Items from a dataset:
Start

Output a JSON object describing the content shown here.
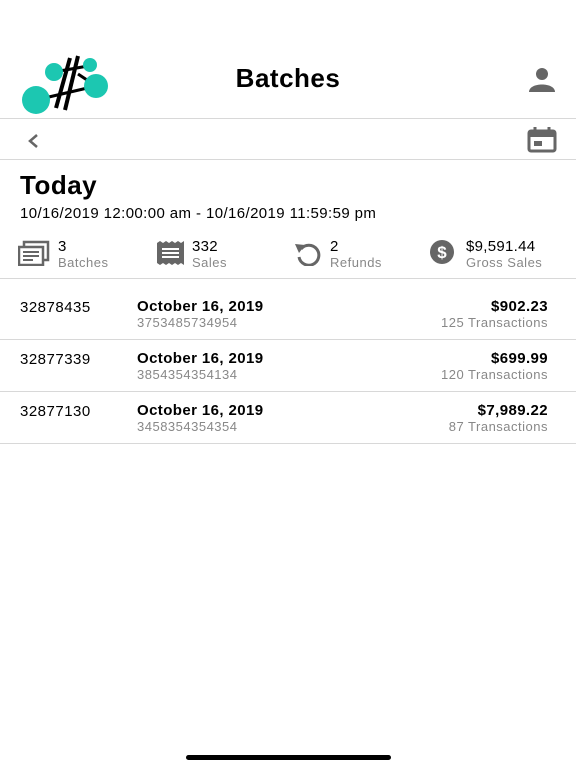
{
  "header": {
    "title": "Batches"
  },
  "icons": {
    "logo": "logo-icon",
    "user": "user-icon",
    "back": "chevron-left-icon",
    "calendar": "calendar-icon",
    "batches": "batches-icon",
    "sales": "receipt-icon",
    "refunds": "refund-icon",
    "gross": "dollar-icon"
  },
  "toolbar": {
    "back_label": "<"
  },
  "range": {
    "title": "Today",
    "dates": "10/16/2019 12:00:00 am - 10/16/2019 11:59:59 pm"
  },
  "stats": [
    {
      "value": "3",
      "label": "Batches"
    },
    {
      "value": "332",
      "label": "Sales"
    },
    {
      "value": "2",
      "label": "Refunds"
    },
    {
      "value": "$9,591.44",
      "label": "Gross Sales"
    }
  ],
  "batches": [
    {
      "id": "32878435",
      "date": "October 16, 2019",
      "ref": "3753485734954",
      "amount": "$902.23",
      "transactions": "125 Transactions"
    },
    {
      "id": "32877339",
      "date": "October 16, 2019",
      "ref": "3854354354134",
      "amount": "$699.99",
      "transactions": "120 Transactions"
    },
    {
      "id": "32877130",
      "date": "October 16, 2019",
      "ref": "3458354354354",
      "amount": "$7,989.22",
      "transactions": "87 Transactions"
    }
  ],
  "colors": {
    "logo_teal": "#1cc7b1",
    "icon_gray": "#666666",
    "label_gray": "#888888",
    "divider": "#d8d8d8"
  }
}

End

Copy out every line that includes the word "amount".

      "amount": "$902.23",
      "amount": "$699.99",
      "amount": "$7,989.22",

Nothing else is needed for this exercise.